[Figure content listings]

__________________________________________________

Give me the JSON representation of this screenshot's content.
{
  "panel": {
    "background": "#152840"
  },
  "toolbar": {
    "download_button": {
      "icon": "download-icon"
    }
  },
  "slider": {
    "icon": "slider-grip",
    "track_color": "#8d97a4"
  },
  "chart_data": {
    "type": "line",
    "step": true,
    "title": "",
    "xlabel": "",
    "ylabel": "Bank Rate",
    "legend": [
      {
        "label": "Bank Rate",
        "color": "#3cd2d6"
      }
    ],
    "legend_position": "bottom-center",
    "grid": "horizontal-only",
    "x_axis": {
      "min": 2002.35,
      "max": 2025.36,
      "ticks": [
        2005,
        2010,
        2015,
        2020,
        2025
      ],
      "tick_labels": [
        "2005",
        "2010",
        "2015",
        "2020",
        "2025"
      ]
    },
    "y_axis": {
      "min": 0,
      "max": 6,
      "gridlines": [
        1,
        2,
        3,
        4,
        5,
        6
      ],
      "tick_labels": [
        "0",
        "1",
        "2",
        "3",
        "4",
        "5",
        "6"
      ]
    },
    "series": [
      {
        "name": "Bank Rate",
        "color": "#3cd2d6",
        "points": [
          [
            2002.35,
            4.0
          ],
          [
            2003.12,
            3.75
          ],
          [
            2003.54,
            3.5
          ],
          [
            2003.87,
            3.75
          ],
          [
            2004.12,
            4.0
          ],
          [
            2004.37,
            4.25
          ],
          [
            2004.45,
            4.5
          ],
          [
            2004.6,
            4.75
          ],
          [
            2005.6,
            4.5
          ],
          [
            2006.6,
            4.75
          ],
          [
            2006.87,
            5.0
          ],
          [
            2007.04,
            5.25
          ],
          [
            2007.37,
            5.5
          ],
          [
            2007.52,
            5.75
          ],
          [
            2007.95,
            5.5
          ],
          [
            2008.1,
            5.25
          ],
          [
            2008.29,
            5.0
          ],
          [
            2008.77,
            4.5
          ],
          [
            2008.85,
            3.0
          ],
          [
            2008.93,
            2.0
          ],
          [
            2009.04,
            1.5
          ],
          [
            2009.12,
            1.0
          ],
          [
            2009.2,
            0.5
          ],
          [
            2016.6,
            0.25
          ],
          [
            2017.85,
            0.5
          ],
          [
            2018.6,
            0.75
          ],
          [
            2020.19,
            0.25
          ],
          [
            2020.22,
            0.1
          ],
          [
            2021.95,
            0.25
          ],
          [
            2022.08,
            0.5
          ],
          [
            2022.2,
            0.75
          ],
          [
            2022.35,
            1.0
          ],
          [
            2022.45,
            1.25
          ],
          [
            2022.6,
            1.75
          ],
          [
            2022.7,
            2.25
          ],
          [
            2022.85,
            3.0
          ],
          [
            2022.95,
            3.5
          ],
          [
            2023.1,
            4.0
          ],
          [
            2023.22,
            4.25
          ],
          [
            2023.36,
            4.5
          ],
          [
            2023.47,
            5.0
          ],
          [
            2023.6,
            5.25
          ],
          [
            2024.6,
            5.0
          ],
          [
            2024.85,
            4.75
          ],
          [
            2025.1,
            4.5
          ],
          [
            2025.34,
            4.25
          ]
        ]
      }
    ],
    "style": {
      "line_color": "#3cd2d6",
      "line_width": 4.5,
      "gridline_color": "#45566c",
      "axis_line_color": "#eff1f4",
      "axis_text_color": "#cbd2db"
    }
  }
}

__________________________________________________

§ **GIVEN TASK**
Copy out all of the records above with nothing altered.

§ **RESPONSE FOR THIS EXERCISE**
Give me the JSON representation of this screenshot's content.
{
  "panel": {
    "background": "#152840"
  },
  "toolbar": {
    "download_button": {
      "icon": "download-icon"
    }
  },
  "slider": {
    "icon": "slider-grip",
    "track_color": "#8d97a4"
  },
  "chart_data": {
    "type": "line",
    "step": true,
    "title": "",
    "xlabel": "",
    "ylabel": "Bank Rate",
    "legend": [
      {
        "label": "Bank Rate",
        "color": "#3cd2d6"
      }
    ],
    "legend_position": "bottom-center",
    "grid": "horizontal-only",
    "x_axis": {
      "min": 2002.35,
      "max": 2025.36,
      "ticks": [
        2005,
        2010,
        2015,
        2020,
        2025
      ],
      "tick_labels": [
        "2005",
        "2010",
        "2015",
        "2020",
        "2025"
      ]
    },
    "y_axis": {
      "min": 0,
      "max": 6,
      "gridlines": [
        1,
        2,
        3,
        4,
        5,
        6
      ],
      "tick_labels": [
        "0",
        "1",
        "2",
        "3",
        "4",
        "5",
        "6"
      ]
    },
    "series": [
      {
        "name": "Bank Rate",
        "color": "#3cd2d6",
        "points": [
          [
            2002.35,
            4.0
          ],
          [
            2003.12,
            3.75
          ],
          [
            2003.54,
            3.5
          ],
          [
            2003.87,
            3.75
          ],
          [
            2004.12,
            4.0
          ],
          [
            2004.37,
            4.25
          ],
          [
            2004.45,
            4.5
          ],
          [
            2004.6,
            4.75
          ],
          [
            2005.6,
            4.5
          ],
          [
            2006.6,
            4.75
          ],
          [
            2006.87,
            5.0
          ],
          [
            2007.04,
            5.25
          ],
          [
            2007.37,
            5.5
          ],
          [
            2007.52,
            5.75
          ],
          [
            2007.95,
            5.5
          ],
          [
            2008.1,
            5.25
          ],
          [
            2008.29,
            5.0
          ],
          [
            2008.77,
            4.5
          ],
          [
            2008.85,
            3.0
          ],
          [
            2008.93,
            2.0
          ],
          [
            2009.04,
            1.5
          ],
          [
            2009.12,
            1.0
          ],
          [
            2009.2,
            0.5
          ],
          [
            2016.6,
            0.25
          ],
          [
            2017.85,
            0.5
          ],
          [
            2018.6,
            0.75
          ],
          [
            2020.19,
            0.25
          ],
          [
            2020.22,
            0.1
          ],
          [
            2021.95,
            0.25
          ],
          [
            2022.08,
            0.5
          ],
          [
            2022.2,
            0.75
          ],
          [
            2022.35,
            1.0
          ],
          [
            2022.45,
            1.25
          ],
          [
            2022.6,
            1.75
          ],
          [
            2022.7,
            2.25
          ],
          [
            2022.85,
            3.0
          ],
          [
            2022.95,
            3.5
          ],
          [
            2023.1,
            4.0
          ],
          [
            2023.22,
            4.25
          ],
          [
            2023.36,
            4.5
          ],
          [
            2023.47,
            5.0
          ],
          [
            2023.6,
            5.25
          ],
          [
            2024.6,
            5.0
          ],
          [
            2024.85,
            4.75
          ],
          [
            2025.1,
            4.5
          ],
          [
            2025.34,
            4.25
          ]
        ]
      }
    ],
    "style": {
      "line_color": "#3cd2d6",
      "line_width": 4.5,
      "gridline_color": "#45566c",
      "axis_line_color": "#eff1f4",
      "axis_text_color": "#cbd2db"
    }
  }
}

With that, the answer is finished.